"""

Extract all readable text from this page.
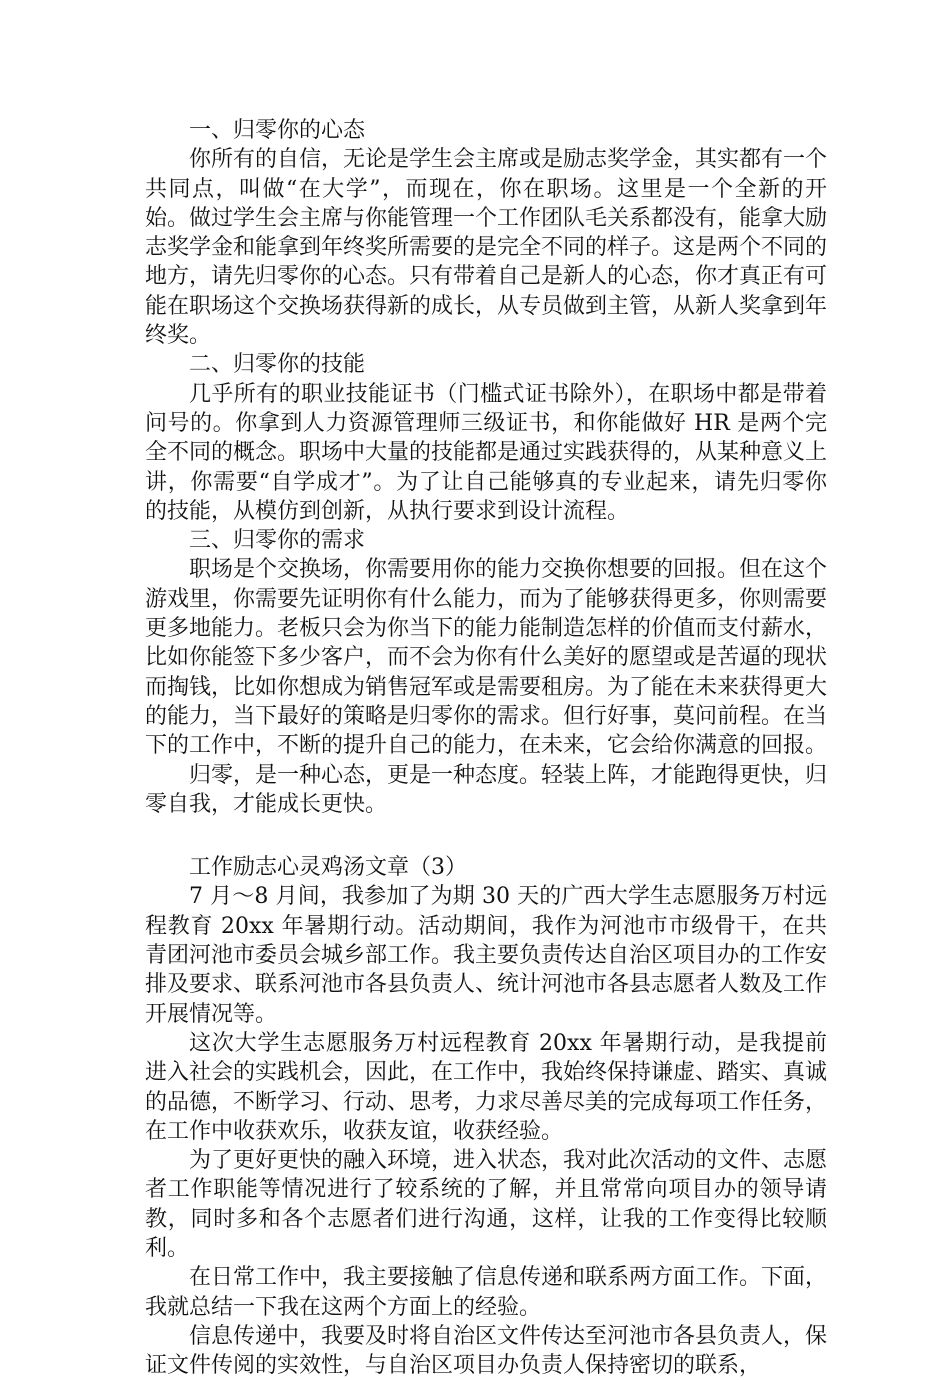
一、归零你的心态

你所有的自信，无论是学生会主席或是励志奖学金，其实都有一个共同点，叫做“在大学”，而现在，你在职场。这里是一个全新的开始。做过学生会主席与你能管理一个工作团队毛关系都没有，能拿大励志奖学金和能拿到年终奖所需要的是完全不同的样子。这是两个不同的地方，请先归零你的心态。只有带着自己是新人的心态，你才真正有可能在职场这个交换场获得新的成长，从专员做到主管，从新人奖拿到年终奖。

二、归零你的技能

几乎所有的职业技能证书（门槛式证书除外），在职场中都是带着问号的。你拿到人力资源管理师三级证书，和你能做好 HR 是两个完全不同的概念。职场中大量的技能都是通过实践获得的，从某种意义上讲，你需要“自学成才”。为了让自己能够真的专业起来，请先归零你的技能，从模仿到创新，从执行要求到设计流程。

三、归零你的需求

职场是个交换场，你需要用你的能力交换你想要的回报。但在这个游戏里，你需要先证明你有什么能力，而为了能够获得更多，你则需要更多地能力。老板只会为你当下的能力能制造怎样的价值而支付薪水，比如你能签下多少客户，而不会为你有什么美好的愿望或是苦逼的现状而掏钱，比如你想成为销售冠军或是需要租房。为了能在未来获得更大的能力，当下最好的策略是归零你的需求。但行好事，莫问前程。在当下的工作中，不断的提升自己的能力，在未来，它会给你满意的回报。

归零，是一种心态，更是一种态度。轻装上阵，才能跑得更快，归零自我，才能成长更快。

工作励志心灵鸡汤文章（3）

7 月～8 月间，我参加了为期 30 天的广西大学生志愿服务万村远程教育 20xx 年暑期行动。活动期间，我作为河池市市级骨干，在共青团河池市委员会城乡部工作。我主要负责传达自治区项目办的工作安排及要求、联系河池市各县负责人、统计河池市各县志愿者人数及工作开展情况等。

这次大学生志愿服务万村远程教育 20xx 年暑期行动，是我提前进入社会的实践机会，因此，在工作中，我始终保持谦虚、踏实、真诚的品德，不断学习、行动、思考，力求尽善尽美的完成每项工作任务，在工作中收获欢乐，收获友谊，收获经验。

为了更好更快的融入环境，进入状态，我对此次活动的文件、志愿者工作职能等情况进行了较系统的了解，并且常常向项目办的领导请教，同时多和各个志愿者们进行沟通，这样，让我的工作变得比较顺利。

在日常工作中，我主要接触了信息传递和联系两方面工作。下面，我就总结一下我在这两个方面上的经验。

信息传递中，我要及时将自治区文件传达至河池市各县负责人，保证文件传阅的实效性，与自治区项目办负责人保持密切的联系，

"""

**SHORT EXERCISE**
Copy whichever lines in the listing above contain the word "年暑期行动".

**REPLY TO THE TASK**
7 月～8 月间，我参加了为期 30 天的广西大学生志愿服务万村远程教育 20xx 年暑期行动。活动期间，我作为河池市市级骨干，在共青团河池市委员会城乡部工作。我主要负责传达自治区项目办的工作安排及要求、联系河池市各县负责人、统计河池市各县志愿者人数及工作开展情况等。
这次大学生志愿服务万村远程教育 20xx 年暑期行动，是我提前进入社会的实践机会，因此，在工作中，我始终保持谦虚、踏实、真诚的品德，不断学习、行动、思考，力求尽善尽美的完成每项工作任务，在工作中收获欢乐，收获友谊，收获经验。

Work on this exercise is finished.